* _Passage_

>>>>

The Canadian Press
The Toronto stock market looked set to fall at the Thursday open amid another round of worries about a potential Greek debt default as the country’s borrowing costs continue to surge.
New York markets also looked set to open lower with the Dow Jones industrial futures down 46 points to 10,803, the Nasdaq futures off 6.5 points to 1,968.5 while the S&P 500 futures fell 5.6 points to 1,173.4.
Greek borrowing costs in the money markets grabbed investor attention on Thursday. The spread between Greek and German 10-year bond yields widened to 4.4 percentage points earlier, its highest level since the euro was introduced in 1999. The higher the spread, the less confidence markets are showing in Greece’s ability to pay.
Greek shares took another battering — the benchmark ASE composite index was down around 5%.
The new round of worry comes barely two weeks after the EU finally agreed to a backstop bailout mechanism for the debt-laden country, that would also involve the International Monetary Fund.
There are concerns that debt problems in Greece and other European nations could upend a global economic recovery and damage the euro.
The U.S. dollar rose against the euro and other major currencies, including the Canadian dollar.
The loonie was down 0.38 of a cent to 99.11 cents US.

<<<<

* _Required work_
(a) Duplicate the portion of the market report between "Greek borrowing costs" and "down around 5%.", inclusive.
(b) Render this sentence from the market report in Spanish: "The U.S. dollar rose against the euro and other major currencies, including the Canadian dollar."

* _Dataset extract_
>>>>

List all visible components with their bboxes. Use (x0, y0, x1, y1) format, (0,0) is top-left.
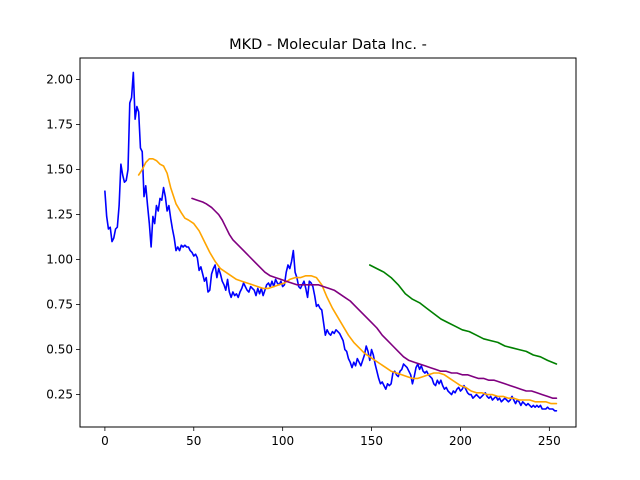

<<<<

* _Solutions per task_
(a)
Greek borrowing costs in the money markets grabbed investor attention on Thursday. The spread between Greek and German 10-year bond yields widened to 4.4 percentage points earlier, its highest level since the euro was introduced in 1999. The higher the spread, the less confidence markets are showing in Greece’s ability to pay.
Greek shares took another battering — the benchmark ASE composite index was down around 5%.

(b) El dólar estadounidense subió frente al euro y otras monedas importantes, incluido el dólar canadiense.